_WHAT NEEDS TO BE DONE_: Reproduce the passage on President Buhari's Al Jazeera interview below word for word, in full.
-------- SUPPLIED PASSAGE
If you have watched the recent President Muhammadu Buhari interview with Aljazeera’s Mehdi Hasan on the programme UpFront, Aljazeera’s version of Stephen Sackur’s Hardtalk on BBC, you would noticed that there is a change of view by the president on Nigerian law. Towards the end the of the about 14 minutes interview, Mehdi Hasan asked the president that all important question the Nigerian media have refused to ask the man since and the question that gave the impression he was religious bigot.
Mehdi Hassan: “Boko Haram claim to support what they call Sharia Law, they stone women to death, and they have cut the hands of thieves…, do you yourself, I know you are a Muslim from Northern Nigeria; do you support the imposition of these types of punishment across Nigeria, because there is a quote from you from 2001, which you allegedly say, ‘God’s willing we will not stop the agitation for the total implementation of Sharia in the country,’ Is that still your view Mr. President?”
President Buhari: “Nigerians, by the constitution have the rights to pursue any religion they want to. But there is a fundamental issue here. No religion advocate hurting the innocent. Boko Haram are finding it difficult to get volunteers voluntarily now. Because they can’t go and slaughter children in their sleep, kill people in churches, kill people in mosque, in motor parks, in…”
----------------
-------- EXTRACTED ENTRIES
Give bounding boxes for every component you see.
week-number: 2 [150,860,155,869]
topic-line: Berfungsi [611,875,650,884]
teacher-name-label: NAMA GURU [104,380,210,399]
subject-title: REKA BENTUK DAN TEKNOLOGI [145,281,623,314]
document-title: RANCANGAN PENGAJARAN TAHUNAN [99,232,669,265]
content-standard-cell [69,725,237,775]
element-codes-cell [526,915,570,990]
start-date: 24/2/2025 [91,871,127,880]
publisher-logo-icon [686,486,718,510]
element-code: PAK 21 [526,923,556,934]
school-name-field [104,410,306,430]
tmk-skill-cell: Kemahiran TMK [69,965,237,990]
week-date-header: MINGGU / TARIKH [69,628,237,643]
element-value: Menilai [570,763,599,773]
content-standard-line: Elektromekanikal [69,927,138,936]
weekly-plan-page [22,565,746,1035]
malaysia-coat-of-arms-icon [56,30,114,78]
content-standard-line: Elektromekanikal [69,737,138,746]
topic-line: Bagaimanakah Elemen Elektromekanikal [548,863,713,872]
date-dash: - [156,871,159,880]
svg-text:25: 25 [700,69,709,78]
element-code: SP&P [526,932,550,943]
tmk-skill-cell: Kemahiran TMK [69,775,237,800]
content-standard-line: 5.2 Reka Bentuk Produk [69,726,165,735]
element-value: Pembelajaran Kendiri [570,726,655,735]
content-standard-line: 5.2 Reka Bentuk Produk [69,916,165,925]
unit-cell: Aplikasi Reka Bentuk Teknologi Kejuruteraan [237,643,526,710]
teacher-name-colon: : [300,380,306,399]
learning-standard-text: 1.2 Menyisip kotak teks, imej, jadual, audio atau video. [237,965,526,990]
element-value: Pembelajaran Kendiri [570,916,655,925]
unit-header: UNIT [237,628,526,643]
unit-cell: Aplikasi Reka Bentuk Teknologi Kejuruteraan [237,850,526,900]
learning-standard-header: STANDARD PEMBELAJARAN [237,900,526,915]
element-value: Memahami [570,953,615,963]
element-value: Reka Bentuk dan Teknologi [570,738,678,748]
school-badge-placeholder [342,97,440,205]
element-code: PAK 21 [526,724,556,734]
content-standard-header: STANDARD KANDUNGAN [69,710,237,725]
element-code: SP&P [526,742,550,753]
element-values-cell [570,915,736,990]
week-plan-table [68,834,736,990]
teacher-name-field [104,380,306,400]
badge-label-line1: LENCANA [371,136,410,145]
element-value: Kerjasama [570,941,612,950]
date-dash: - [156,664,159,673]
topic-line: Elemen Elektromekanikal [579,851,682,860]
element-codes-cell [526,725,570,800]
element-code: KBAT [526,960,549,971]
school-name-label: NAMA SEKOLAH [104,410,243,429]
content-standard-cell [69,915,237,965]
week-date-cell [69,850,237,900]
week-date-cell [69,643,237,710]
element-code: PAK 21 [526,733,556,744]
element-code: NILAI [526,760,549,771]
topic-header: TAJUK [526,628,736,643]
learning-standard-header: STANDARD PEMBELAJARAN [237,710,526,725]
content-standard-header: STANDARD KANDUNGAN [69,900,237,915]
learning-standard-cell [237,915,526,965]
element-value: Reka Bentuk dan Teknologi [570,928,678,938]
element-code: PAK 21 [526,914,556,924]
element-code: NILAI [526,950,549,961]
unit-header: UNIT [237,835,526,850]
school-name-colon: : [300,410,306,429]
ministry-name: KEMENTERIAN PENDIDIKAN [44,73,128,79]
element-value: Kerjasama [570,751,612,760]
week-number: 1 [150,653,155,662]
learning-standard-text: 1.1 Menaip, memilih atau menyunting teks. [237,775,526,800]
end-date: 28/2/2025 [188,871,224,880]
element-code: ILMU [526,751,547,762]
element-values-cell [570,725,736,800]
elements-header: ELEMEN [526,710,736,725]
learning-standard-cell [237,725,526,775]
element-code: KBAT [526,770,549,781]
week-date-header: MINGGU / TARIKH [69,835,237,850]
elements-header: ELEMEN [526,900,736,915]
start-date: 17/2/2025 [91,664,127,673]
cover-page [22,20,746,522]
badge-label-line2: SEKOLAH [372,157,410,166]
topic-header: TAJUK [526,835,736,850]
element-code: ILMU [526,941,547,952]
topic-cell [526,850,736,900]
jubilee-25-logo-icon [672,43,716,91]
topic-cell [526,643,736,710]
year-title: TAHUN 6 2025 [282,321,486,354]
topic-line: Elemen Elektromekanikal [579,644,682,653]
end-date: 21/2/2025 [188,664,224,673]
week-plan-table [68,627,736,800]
----------------
_SOLUTION TO THIS PROBLEM_:
If you have watched the recent President Muhammadu Buhari interview with Aljazeera’s Mehdi Hasan on the programme UpFront, Aljazeera’s version of Stephen Sackur’s Hardtalk on BBC, you would noticed that there is a change of view by the president on Nigerian law. Towards the end the of the about 14 minutes interview, Mehdi Hasan asked the president that all important question the Nigerian media have refused to ask the man since and the question that gave the impression he was religious bigot.
Mehdi Hassan: “Boko Haram claim to support what they call Sharia Law, they stone women to death, and they have cut the hands of thieves…, do you yourself, I know you are a Muslim from Northern Nigeria; do you support the imposition of these types of punishment across Nigeria, because there is a quote from you from 2001, which you allegedly say, ‘God’s willing we will not stop the agitation for the total implementation of Sharia in the country,’ Is that still your view Mr. President?”
President Buhari: “Nigerians, by the constitution have the rights to pursue any religion they want to. But there is a fundamental issue here. No religion advocate hurting the innocent. Boko Haram are finding it difficult to get volunteers voluntarily now. Because they can’t go and slaughter children in their sleep, kill people in churches, kill people in mosque, in motor parks, in…”